STATED GOAL:
In how many lines of the data does the word "Укажите" appear? Give the number by itself.

DATA SUPPLIED:
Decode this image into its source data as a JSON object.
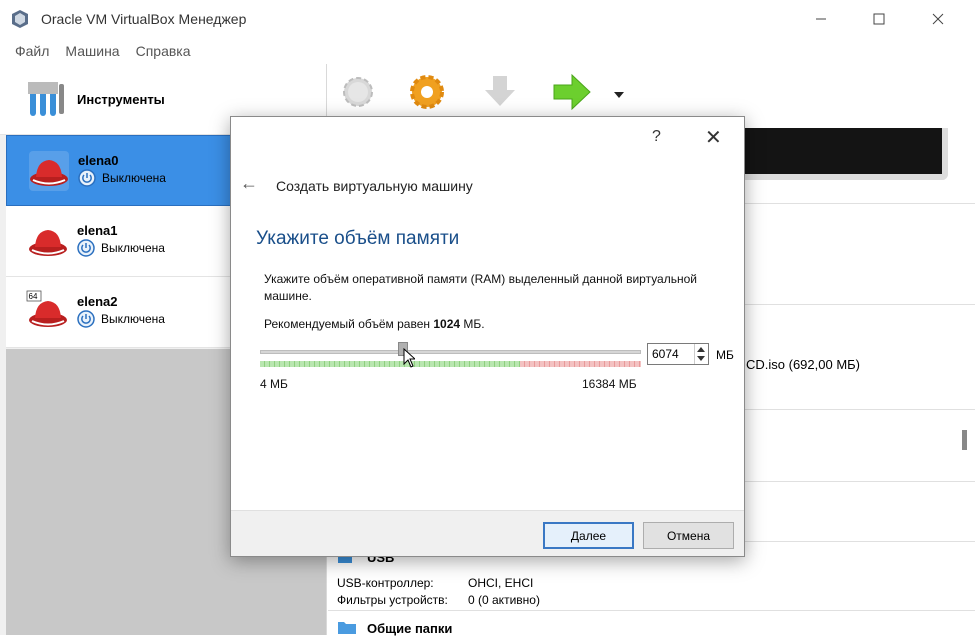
{
  "window": {
    "title": "Oracle VM VirtualBox Менеджер"
  },
  "menu": [
    "Файл",
    "Машина",
    "Справка"
  ],
  "tools": {
    "label": "Инструменты"
  },
  "vms": [
    {
      "name": "elena0",
      "status": "Выключена",
      "selected": true
    },
    {
      "name": "elena1",
      "status": "Выключена",
      "selected": false
    },
    {
      "name": "elena2",
      "status": "Выключена",
      "selected": false,
      "badge": "64"
    }
  ],
  "details": {
    "storage_fragment": "CD.iso (692,00 МБ)",
    "usb_title": "USB",
    "usb_controller_label": "USB-контроллер:",
    "usb_controller_value": "OHCI, EHCI",
    "usb_filters_label": "Фильтры устройств:",
    "usb_filters_value": "0 (0 активно)",
    "shared_title": "Общие папки"
  },
  "dialog": {
    "help": "?",
    "close": "✕",
    "back": "←",
    "wizard_title": "Создать виртуальную машину",
    "heading": "Укажите объём памяти",
    "description": "Укажите объём оперативной памяти (RAM) выделенный данной виртуальной машине.",
    "recommended_prefix": "Рекомендуемый объём равен ",
    "recommended_value": "1024",
    "recommended_suffix": " МБ.",
    "slider_min": "4 МБ",
    "slider_max": "16384 МБ",
    "memory_value": "6074",
    "memory_unit": "МБ",
    "next_button": "Далее",
    "cancel_button": "Отмена"
  },
  "colors": {
    "selection": "#3b8fe6",
    "heading": "#1a4f8a"
  }
}
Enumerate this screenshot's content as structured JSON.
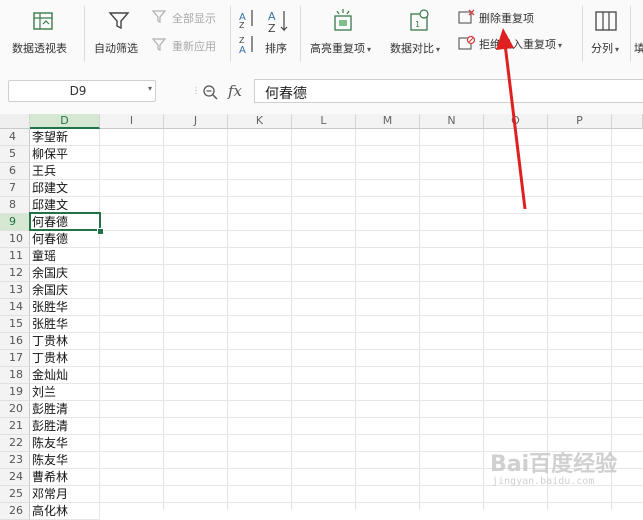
{
  "ribbon": {
    "pivot_label": "数据透视表",
    "autofilter_label": "自动筛选",
    "show_all_label": "全部显示",
    "reapply_label": "重新应用",
    "sort_label": "排序",
    "highlight_dup_label": "高亮重复项",
    "compare_label": "数据对比",
    "remove_dup_label": "删除重复项",
    "reject_dup_label": "拒绝录入重复项",
    "split_label": "分列",
    "next_label": "填"
  },
  "formula_bar": {
    "name_box": "D9",
    "fx_symbol": "fx",
    "content": "何春德"
  },
  "columns": [
    "D",
    "I",
    "J",
    "K",
    "L",
    "M",
    "N",
    "O",
    "P"
  ],
  "rows": [
    {
      "num": "4",
      "d": "李望新"
    },
    {
      "num": "5",
      "d": "柳保平"
    },
    {
      "num": "6",
      "d": "王兵"
    },
    {
      "num": "7",
      "d": "邱建文"
    },
    {
      "num": "8",
      "d": "邱建文"
    },
    {
      "num": "9",
      "d": "何春德"
    },
    {
      "num": "10",
      "d": "何春德"
    },
    {
      "num": "11",
      "d": "童瑶"
    },
    {
      "num": "12",
      "d": "余国庆"
    },
    {
      "num": "13",
      "d": "余国庆"
    },
    {
      "num": "14",
      "d": "张胜华"
    },
    {
      "num": "15",
      "d": "张胜华"
    },
    {
      "num": "16",
      "d": "丁贵林"
    },
    {
      "num": "17",
      "d": "丁贵林"
    },
    {
      "num": "18",
      "d": "金灿灿"
    },
    {
      "num": "19",
      "d": "刘兰"
    },
    {
      "num": "20",
      "d": "彭胜清"
    },
    {
      "num": "21",
      "d": "彭胜清"
    },
    {
      "num": "22",
      "d": "陈友华"
    },
    {
      "num": "23",
      "d": "陈友华"
    },
    {
      "num": "24",
      "d": "曹希林"
    },
    {
      "num": "25",
      "d": "邓常月"
    },
    {
      "num": "26",
      "d": "高化林"
    }
  ],
  "selected_row": "9",
  "colors": {
    "accent": "#217346",
    "arrow": "#e02020"
  },
  "watermark": {
    "logo": "Bai百度经验",
    "url": "jingyan.baidu.com"
  }
}
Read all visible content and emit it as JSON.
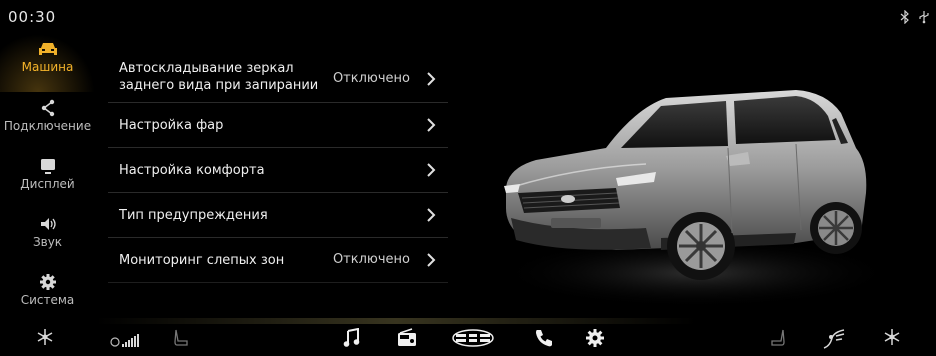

OUTPUT FOR THIS TASK:
2